Objective: The records are to be restated in their entirety, word for word.

────────

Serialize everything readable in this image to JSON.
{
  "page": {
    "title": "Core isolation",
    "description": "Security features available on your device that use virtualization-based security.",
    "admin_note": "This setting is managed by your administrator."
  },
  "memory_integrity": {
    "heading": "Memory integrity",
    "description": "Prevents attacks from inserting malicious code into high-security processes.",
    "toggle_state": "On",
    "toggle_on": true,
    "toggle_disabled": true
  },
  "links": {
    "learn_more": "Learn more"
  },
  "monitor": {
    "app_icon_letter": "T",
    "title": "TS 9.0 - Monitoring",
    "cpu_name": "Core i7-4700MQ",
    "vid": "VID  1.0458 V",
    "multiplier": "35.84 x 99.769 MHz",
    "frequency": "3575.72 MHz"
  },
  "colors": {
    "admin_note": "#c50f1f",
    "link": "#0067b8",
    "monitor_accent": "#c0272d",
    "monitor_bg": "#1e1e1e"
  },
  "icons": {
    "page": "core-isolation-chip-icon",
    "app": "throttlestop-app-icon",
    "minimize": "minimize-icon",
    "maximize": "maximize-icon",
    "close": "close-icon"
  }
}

────────

Task output:
Serialize everything readable in this image to JSON.
{
  "page": {
    "title": "Core isolation",
    "description": "Security features available on your device that use virtualization-based security.",
    "admin_note": "This setting is managed by your administrator."
  },
  "memory_integrity": {
    "heading": "Memory integrity",
    "description": "Prevents attacks from inserting malicious code into high-security processes.",
    "toggle_state": "On",
    "toggle_on": true,
    "toggle_disabled": true
  },
  "links": {
    "learn_more": "Learn more"
  },
  "monitor": {
    "app_icon_letter": "T",
    "title": "TS 9.0 - Monitoring",
    "cpu_name": "Core i7-4700MQ",
    "vid": "VID  1.0458 V",
    "multiplier": "35.84 x 99.769 MHz",
    "frequency": "3575.72 MHz"
  },
  "colors": {
    "admin_note": "#c50f1f",
    "link": "#0067b8",
    "monitor_accent": "#c0272d",
    "monitor_bg": "#1e1e1e"
  },
  "icons": {
    "page": "core-isolation-chip-icon",
    "app": "throttlestop-app-icon",
    "minimize": "minimize-icon",
    "maximize": "maximize-icon",
    "close": "close-icon"
  }
}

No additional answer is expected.